(Extracted data entries)
☆ ☆ ☆ ☆ ☆
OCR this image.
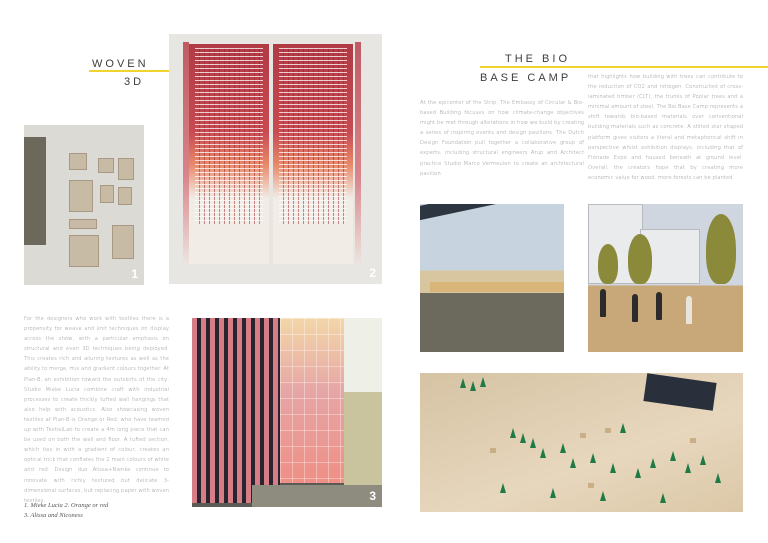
WOVEN
3D
1	2
For the designers who work with textiles there is a propensity for weave and knit techniques on display across the show, with a particular emphasis on structural and even 3D techniques being deployed. This creates rich and alluring textures as well as the ability to merge, mix and gradient colours together. At Plan-B, an exhibition toward the outskirts of the city, Studio Mieke Lucia combine craft with industrial processes to create thickly tufted wall hangings that also help with acoustics. Also showcasing woven textiles at Plan-B is Orange or Red, who have teamed up with TextielLab to create a 4m long piece that can be used on both the wall and floor. A tufted section, which ties in with a gradient of colour, creates an optical trick that conflates the 2 main colours of white and red. Design duo Alissa+Nienke continue to innovate with richly textured but delicate 3-dimensional surfaces, but replacing paper with woven textiles.
1. Mieke Lucia 2. Orange or red
3. Alissa and Niconess
3
THE BIO
BASE CAMP
At the epicenter of the Strip, The Embassy of Circular & Bio-based Building focuses on how climate-change objectives might be met through alterations in how we build by creating a series of inspiring events and design pavilions. The Dutch Design Foundation pull together a collaborative group of experts, including structural engineers Arup and Architect practice Studio Marco Vermeulen to create an architectural pavilion
that highlights how building with trees can contribute to the reduction of CO2 and nitrogen. Constructed of cross-laminated timber (CLT), the trunks of Poplar trees and a minimal amount of steel, The Bio Base Camp represents a shift towards bio-based materials over conventional building materials such as concrete. A stilted star shaped platform gives visitors a literal and metaphorical shift in perspective whilst exhibition displays, including that of Floriade Expo and housed beneath at ground level. Overall, the creators hope that by creating more economic value for wood, more forests can be planted.
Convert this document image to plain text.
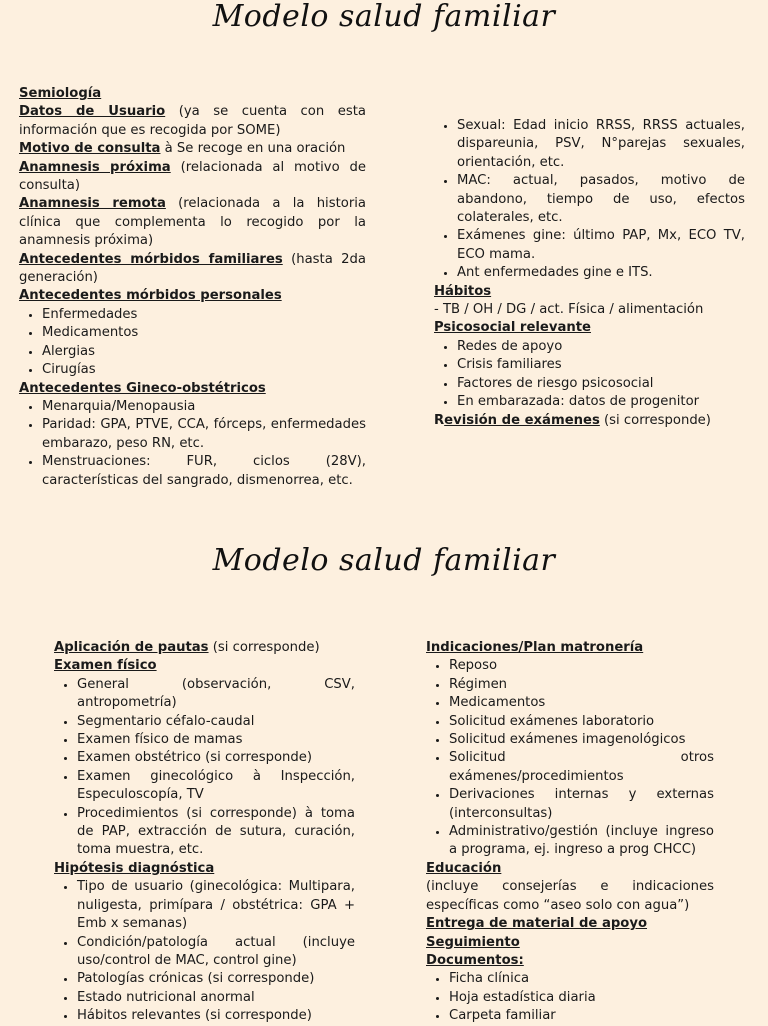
Modelo salud familiar
Semiología

Datos de Usuario (ya se cuenta con esta información que es recogida por SOME)

Motivo de consulta à Se recoge en una oración

Anamnesis próxima (relacionada al motivo de consulta)

Anamnesis remota (relacionada a la historia clínica que complementa lo recogido por la anamnesis próxima)

Antecedentes mórbidos familiares (hasta 2da generación)

Antecedentes mórbidos personales
• Enfermedades
• Medicamentos
• Alergias
• Cirugías
Antecedentes Gineco-obstétricos
• Menarquia/Menopausia
• Paridad: GPA, PTVE, CCA, fórceps, enfermedades embarazo, peso RN, etc.
• Menstruaciones: FUR, ciclos (28V), características del sangrado, dismenorrea, etc.
• Sexual: Edad inicio RRSS, RRSS actuales, dispareunia, PSV, N°parejas sexuales, orientación, etc.
• MAC: actual, pasados, motivo de abandono, tiempo de uso, efectos colaterales, etc.
• Exámenes gine: último PAP, Mx, ECO TV, ECO mama.
• Ant enfermedades gine e ITS.
Hábitos
- TB / OH / DG / act. Física / alimentación
Psicosocial relevante
• Redes de apoyo
• Crisis familiares
• Factores de riesgo psicosocial
• En embarazada: datos de progenitor

Revisión de exámenes (si corresponde)

Modelo salud familiar

Aplicación de pautas (si corresponde)

Examen físico
• General (observación, CSV, antropometría)
• Segmentario céfalo-caudal
• Examen físico de mamas
• Examen obstétrico (si corresponde)
• Examen ginecológico à Inspección, Especuloscopía, TV
• Procedimientos (si corresponde) à toma de PAP, extracción de sutura, curación, toma muestra, etc.
Hipótesis diagnóstica
• Tipo de usuario (ginecológica: Multipara, nuligesta, primípara / obstétrica: GPA + Emb x semanas)
• Condición/patología actual (incluye uso/control de MAC, control gine)
• Patologías crónicas (si corresponde)
• Estado nutricional anormal
• Hábitos relevantes (si corresponde)
Indicaciones/Plan matronería
• Reposo
• Régimen
• Medicamentos
• Solicitud exámenes laboratorio
• Solicitud exámenes imagenológicos
• Solicitud otros exámenes/procedimientos
• Derivaciones internas y externas (interconsultas)
• Administrativo/gestión (incluye ingreso a programa, ej. ingreso a prog CHCC)
Educación

(incluye consejerías e indicaciones específicas como “aseo solo con agua”)

Entrega de material de apoyo
Seguimiento
Documentos:
• Ficha clínica
• Hoja estadística diaria
• Carpeta familiar
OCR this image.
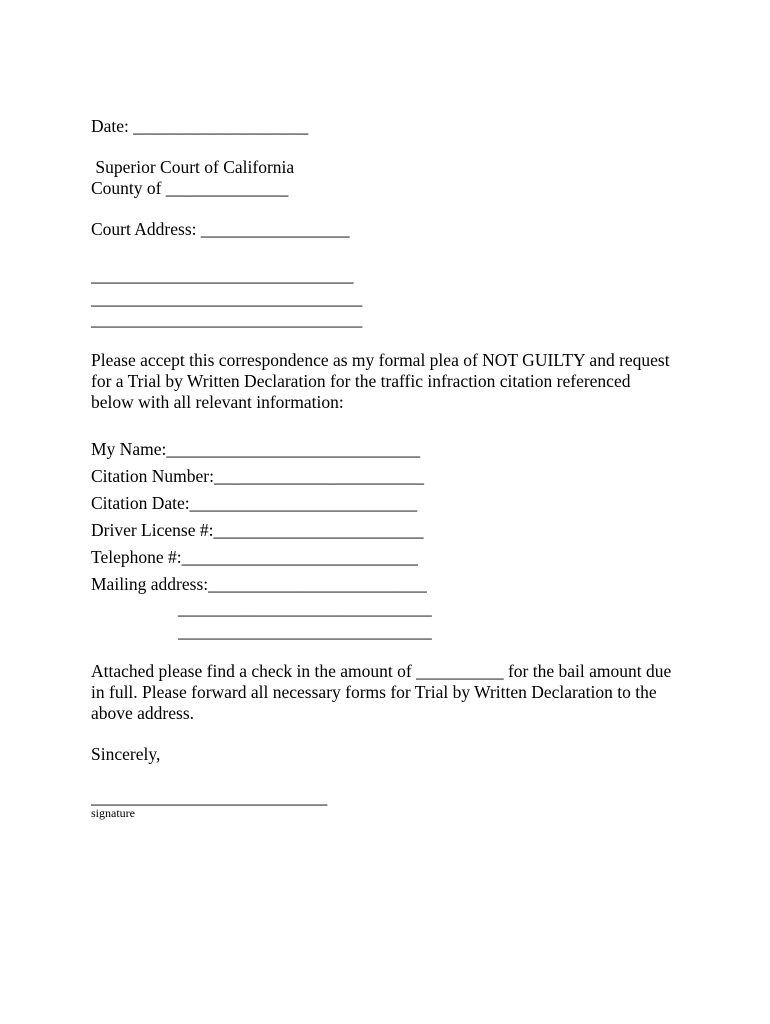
Date: ____________________
Superior Court of California
County of ______________
Court Address: _________________
______________________________
_______________________________
_______________________________
Please accept this correspondence as my formal plea of NOT GUILTY and request
for a Trial by Written Declaration for the traffic infraction citation referenced
below with all relevant information:
My Name:_____________________________
Citation Number:________________________
Citation Date:__________________________
Driver License #:________________________
Telephone #:___________________________
Mailing address:_________________________
_____________________________
_____________________________
Attached please find a check in the amount of __________ for the bail amount due
in full. Please forward all necessary forms for Trial by Written Declaration to the
above address.
Sincerely,
___________________________
signature
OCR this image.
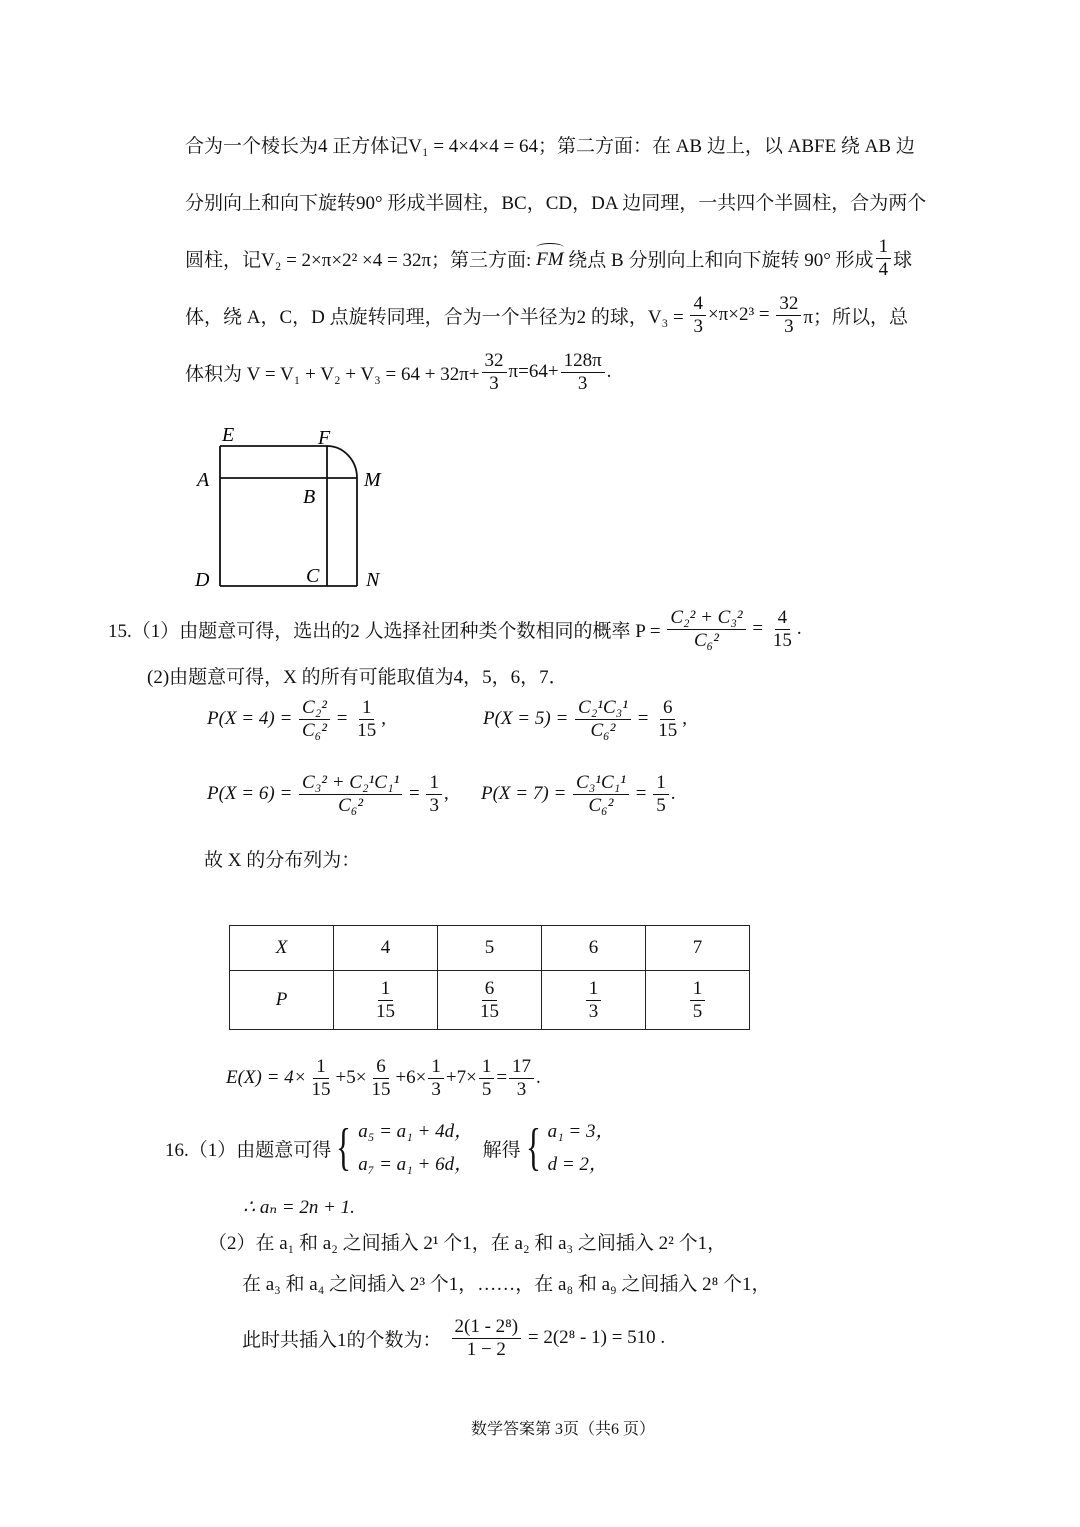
合为一个棱长为4 正方体记V₁ = 4×4×4 = 64；第二方面：在 AB 边上，以 ABFE 绕 AB 边
分别向上和向下旋转90° 形成半圆柱，BC，CD，DA 边同理，一共四个半圆柱，合为两个
圆柱，记V₂ = 2×π×2² ×4 = 32π；第三方面: FM 绕点 B 分别向上和向下旋转 90° 形成 $\frac{1}{4}$ 球
体，绕 A，C，D 点旋转同理，合为一个半径为2 的球，$V_3 = \frac{4}{3} \times\pi\times 2^3 = \frac{32}{3}$ π；所以，总
体积为 $V = V_1 + V_2 + V_3 = 64 + 32\pi+ \frac{32}{3} \pi=64+ \frac{128\pi}{3}$ .
E	F
A
B
M
D	C N
15.（1）由题意可得，选出的2 人选择社团种类个数相同的概率 $P = \frac{\text{C₂² + C₃²}}{\text{C₆²}} = \frac{4}{15}$ .
(2)由题意可得，X 的所有可能取值为4，5，6，7．
$P(X = 4) = \frac{\text{C₂²}}{\text{C₆²}} = \frac{1}{15}$ ,	$P(X = 5) = \frac{\text{C₂¹C₃¹}}{\text{C₆²}} = \frac{6}{15}$ ,
$P(X = 6) = \frac{\text{C₃² + C₂¹C₁¹}}{\text{C₆²}} = \frac{1}{3}$ , $P(X = 7) = \frac{\text{C₃¹C₁¹}}{\text{C₆²}} = \frac{1}{5}$ .
故 X 的分布列为：
X	4	5	6	7
P	$\frac{1}{15}$	$\frac{6}{15}$	$\frac{1}{3}$	$\frac{1}{5}$
$E(X) = 4\times \frac{1}{15} +5\times \frac{6}{15} +6\times \frac{1}{3} +7\times \frac{1}{5} = \frac{17}{3}$ .
16.（1）由题意可得 { a₅ = a₁ + 4d，
a₇ = a₁ + 6d，
解得 { a₁ = 3，
d = 2，
∴ aₙ = 2n + 1.
（2）在 a₁ 和 a₂ 之间插入 2¹ 个1，在 a₂ 和 a₃ 之间插入 2² 个1，
在 a₃ 和 a₄ 之间插入 2³ 个1，……，在 a₈ 和 a₉ 之间插入 2⁸ 个1，
此时共插入1的个数为： $\frac{\text{2(1 - 2⁸)}}{1 - 2} = 2(2^8 - 1) = 510$ .
数学答案第 3页（共6 页）
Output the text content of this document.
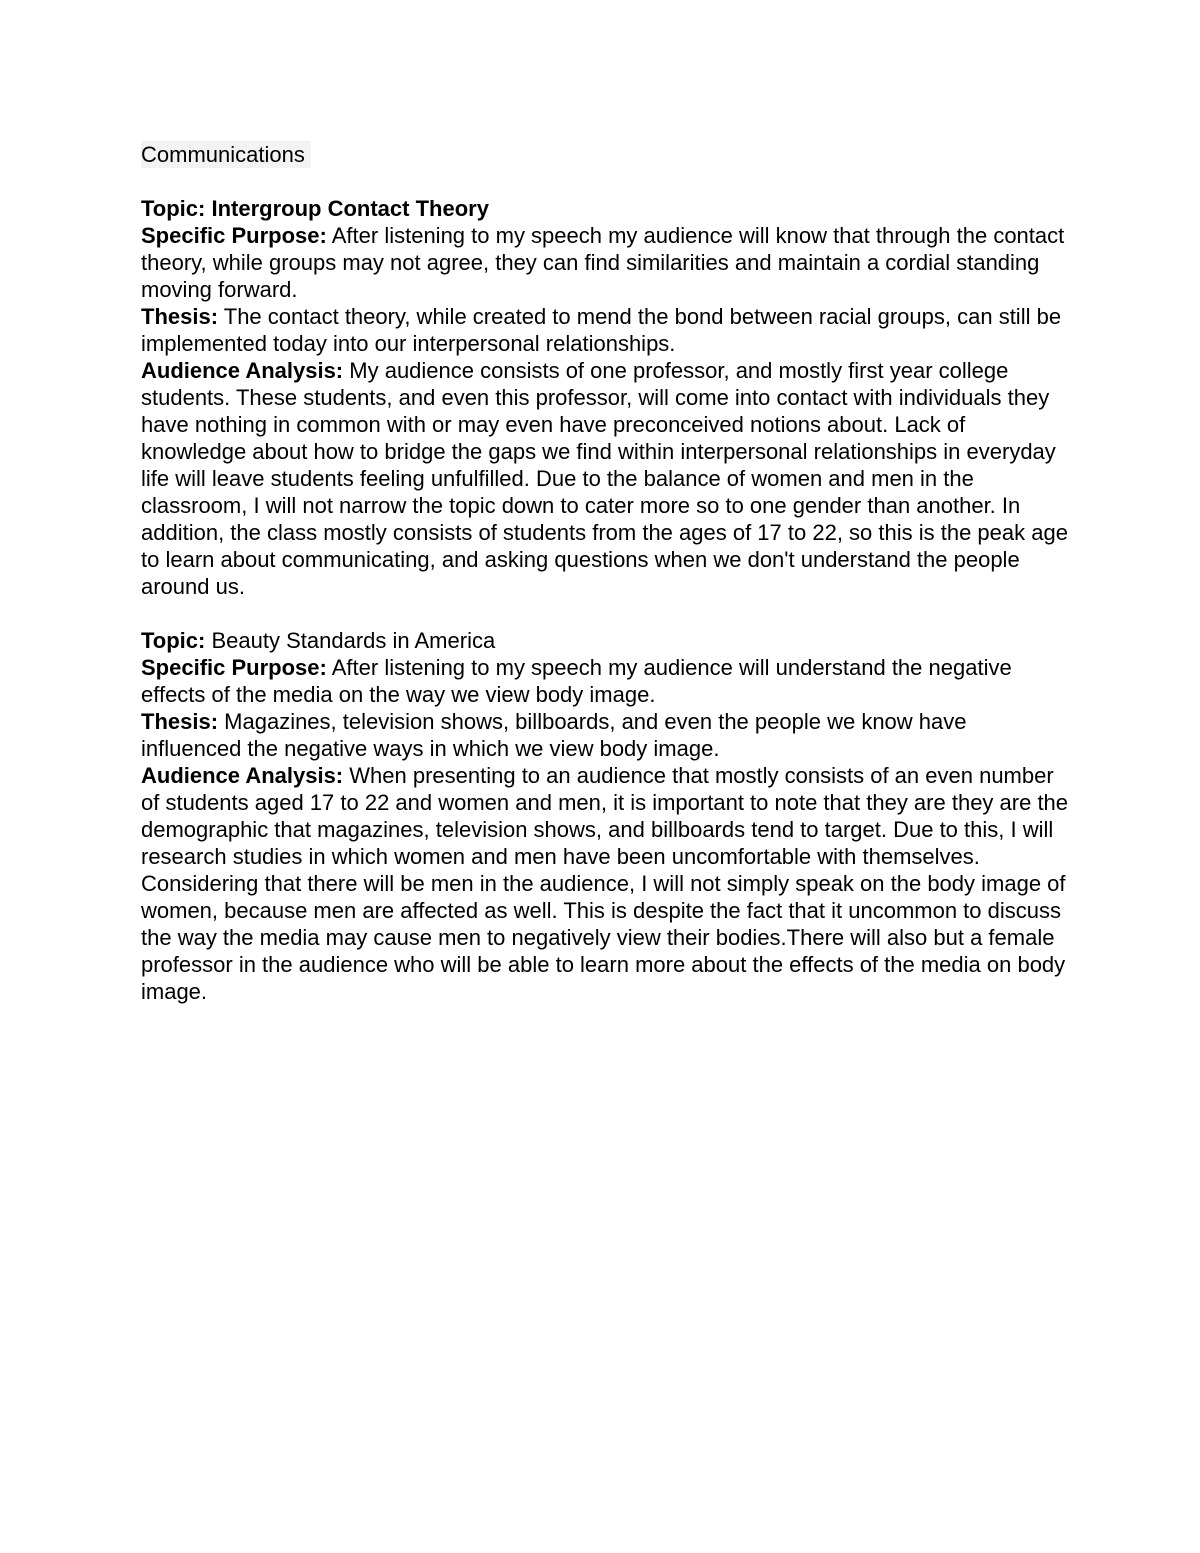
Communications

Topic: Intergroup Contact Theory

Specific Purpose: After listening to my speech my audience will know that through the contact theory, while groups may not agree, they can find similarities and maintain a cordial standing moving forward.

Thesis: The contact theory, while created to mend the bond between racial groups, can still be implemented today into our interpersonal relationships.

Audience Analysis: My audience consists of one professor, and mostly first year college students. These students, and even this professor, will come into contact with individuals they have nothing in common with or may even have preconceived notions about. Lack of knowledge about how to bridge the gaps we find within interpersonal relationships in everyday life will leave students feeling unfulfilled. Due to the balance of women and men in the classroom, I will not narrow the topic down to cater more so to one gender than another. In addition, the class mostly consists of students from the ages of 17 to 22, so this is the peak age to learn about communicating, and asking questions when we don't understand the people around us.

Topic: Beauty Standards in America

Specific Purpose: After listening to my speech my audience will understand the negative effects of the media on the way we view body image.

Thesis: Magazines, television shows, billboards, and even the people we know have influenced the negative ways in which we view body image.

Audience Analysis: When presenting to an audience that mostly consists of an even number of students aged 17 to 22 and women and men, it is important to note that they are they are the demographic that magazines, television shows, and billboards tend to target. Due to this, I will research studies in which women and men have been uncomfortable with themselves. Considering that there will be men in the audience, I will not simply speak on the body image of women, because men are affected as well. This is despite the fact that it uncommon to discuss the way the media may cause men to negatively view their bodies.There will also but a female professor in the audience who will be able to learn more about the effects of the media on body image.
☆ ☆ ☆ ☆ ☆
**WHAT TO WORK ON**: Return each line of the listing that holds the string "apoyo".

**OUTPUT OF THE EXERCISE**:
• Redes de apoyo
Entrega de material de apoyo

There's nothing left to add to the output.